## Task statement
Go through the data below. Pull out every line that has the word "JSON".

>> Begin The records

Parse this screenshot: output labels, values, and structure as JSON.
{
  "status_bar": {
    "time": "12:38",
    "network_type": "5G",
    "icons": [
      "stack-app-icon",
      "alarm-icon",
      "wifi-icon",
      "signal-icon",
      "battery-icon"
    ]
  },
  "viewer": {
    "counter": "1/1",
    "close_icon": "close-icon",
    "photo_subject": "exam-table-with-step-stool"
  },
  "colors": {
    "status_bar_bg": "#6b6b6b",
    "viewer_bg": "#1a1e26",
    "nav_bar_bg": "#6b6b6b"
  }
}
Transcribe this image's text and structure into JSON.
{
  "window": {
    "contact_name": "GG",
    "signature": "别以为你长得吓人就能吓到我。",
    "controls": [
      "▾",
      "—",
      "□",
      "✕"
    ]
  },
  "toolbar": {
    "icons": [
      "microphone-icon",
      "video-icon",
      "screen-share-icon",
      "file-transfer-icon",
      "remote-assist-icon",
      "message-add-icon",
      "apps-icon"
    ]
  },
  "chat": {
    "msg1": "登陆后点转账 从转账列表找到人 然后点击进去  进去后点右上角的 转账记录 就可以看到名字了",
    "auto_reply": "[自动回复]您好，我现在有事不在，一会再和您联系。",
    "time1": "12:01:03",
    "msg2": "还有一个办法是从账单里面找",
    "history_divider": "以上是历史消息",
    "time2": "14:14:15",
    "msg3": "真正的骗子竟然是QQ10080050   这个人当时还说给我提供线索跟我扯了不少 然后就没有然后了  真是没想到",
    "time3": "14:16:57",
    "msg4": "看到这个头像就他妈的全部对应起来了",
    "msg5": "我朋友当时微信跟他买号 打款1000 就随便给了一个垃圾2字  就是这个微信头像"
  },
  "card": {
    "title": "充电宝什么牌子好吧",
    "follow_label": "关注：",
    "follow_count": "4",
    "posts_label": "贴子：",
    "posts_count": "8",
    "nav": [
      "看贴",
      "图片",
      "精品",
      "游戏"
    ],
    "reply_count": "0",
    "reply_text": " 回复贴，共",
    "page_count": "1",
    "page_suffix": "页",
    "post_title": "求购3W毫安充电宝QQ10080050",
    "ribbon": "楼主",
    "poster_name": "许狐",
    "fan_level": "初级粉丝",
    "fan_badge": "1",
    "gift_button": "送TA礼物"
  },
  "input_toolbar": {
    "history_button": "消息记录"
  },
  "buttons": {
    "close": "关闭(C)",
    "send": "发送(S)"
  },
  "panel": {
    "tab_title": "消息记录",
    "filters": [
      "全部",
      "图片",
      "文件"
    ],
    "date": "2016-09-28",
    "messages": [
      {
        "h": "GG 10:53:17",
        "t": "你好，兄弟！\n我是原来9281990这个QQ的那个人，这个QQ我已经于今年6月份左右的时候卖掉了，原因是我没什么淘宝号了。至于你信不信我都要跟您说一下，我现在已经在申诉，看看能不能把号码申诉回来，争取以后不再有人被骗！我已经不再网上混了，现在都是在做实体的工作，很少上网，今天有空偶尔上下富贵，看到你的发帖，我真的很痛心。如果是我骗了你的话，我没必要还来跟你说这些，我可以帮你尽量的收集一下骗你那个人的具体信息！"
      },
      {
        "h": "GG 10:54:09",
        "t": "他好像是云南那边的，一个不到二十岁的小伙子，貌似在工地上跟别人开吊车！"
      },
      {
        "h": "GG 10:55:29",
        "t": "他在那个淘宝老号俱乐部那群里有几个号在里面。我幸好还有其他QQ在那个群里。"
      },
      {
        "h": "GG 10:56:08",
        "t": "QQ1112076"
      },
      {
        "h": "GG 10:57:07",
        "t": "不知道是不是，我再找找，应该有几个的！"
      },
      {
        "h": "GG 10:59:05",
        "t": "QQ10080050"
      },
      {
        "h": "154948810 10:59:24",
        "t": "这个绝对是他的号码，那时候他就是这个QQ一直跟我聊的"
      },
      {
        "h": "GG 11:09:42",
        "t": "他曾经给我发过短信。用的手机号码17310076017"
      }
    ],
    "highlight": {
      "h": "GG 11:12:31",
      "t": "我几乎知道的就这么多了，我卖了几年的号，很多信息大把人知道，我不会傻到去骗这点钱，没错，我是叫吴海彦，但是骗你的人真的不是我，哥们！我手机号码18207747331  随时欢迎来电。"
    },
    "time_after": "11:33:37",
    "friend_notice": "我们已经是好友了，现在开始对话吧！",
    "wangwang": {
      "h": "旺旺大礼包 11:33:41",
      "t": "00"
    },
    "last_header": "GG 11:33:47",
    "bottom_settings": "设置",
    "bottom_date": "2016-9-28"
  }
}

>> End The records

## Full response
Parse this screenshot: output labels, values, and structure as JSON.
Transcribe this image's text and structure into JSON.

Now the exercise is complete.